_Task details:_
Using the gun debate text below, mark each statement yes or no and back it with the deciding words, quoted exactly: 1. The quoted reply claims that gun homicides fell by half over the last 20 years. 2. The final paragraph says gun crime mostly affects people in wealthy suburbs. 3. The final paragraph says nothing can be done to stop people who suddenly decide to kill as many people as they can.

_Text section:_
+--
I suggested that cutting down the amount of guns available would cut down the amount of gun violence (or something like that) and you came back with
“Gun homicides have been cut in half over the last 20 years. In the same period, the number of guns owned by US citizens has more than doubled. “The number of guns” is simply not the issue. Pick another argument.”
You’re right, you made no inferrence from that. Technically you just dropped a random statement and took off. So I’ll invite you to expand on it since it wasn’t fair of me make an assumption about a statement you used to knock down my suggestion.
Bolding mine. I asked you, specifically, for that evidence in my last post. Granted, it was evidence showing that that the years you stated mirror what you said, but still. I got no cites from you. And it’s been shown to work in plenty of other countries, so it’s hardy debunked.
That’s not how it works while the second amendment is enshrined in this way, is what you meant to say, right? If 2a wan’t there, would you be able to make the manifesto you just did?
Fortunately, every time you abuse it in order to justify your lack of a need to justify your possesion of a lethal device, that 2A takes just that much more tarnish.
In other words, “DO SOMETHING!” Whether it helps at all is beside the point.
Frankly, I don’t pretend we have the capacity to control absurdly rare, one-off events like what happened in Vegas. Gun crime in general affects almost exclusively a young gang-affiliated crowd in terribly poor areas of inner cities. I suggest ending the drug war and increasing the work we do (and money we spend) to bring people out of poverty. Basic income would be a good start. But there is really nothing we can do to stop people who randomly decide one day out of the blue to kill as many people as they can. All we can do is stop them as quickly as possible once they start.
+--
_Given information:_
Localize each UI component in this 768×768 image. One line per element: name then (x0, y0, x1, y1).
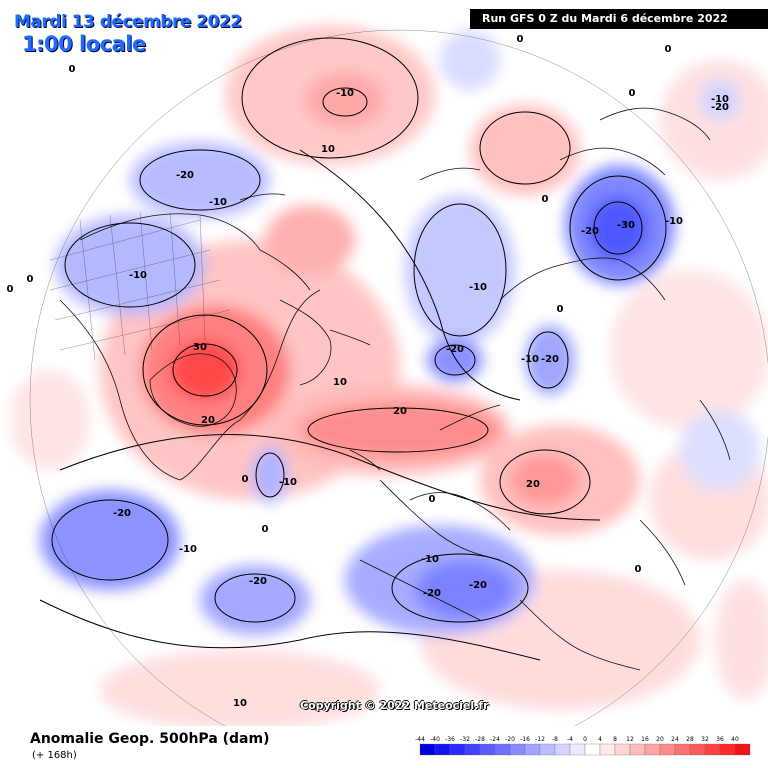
+--
_Completed task:_
1. Yes: "Gun homicides have been cut in half over the last 20 years."
2. No: "Gun crime in general affects almost exclusively a young gang-affiliated crowd in terribly poor areas of inner cities."
3. Yes: "But there is really nothing we can do to stop people who randomly decide one day out of the blue to kill as many people as they can."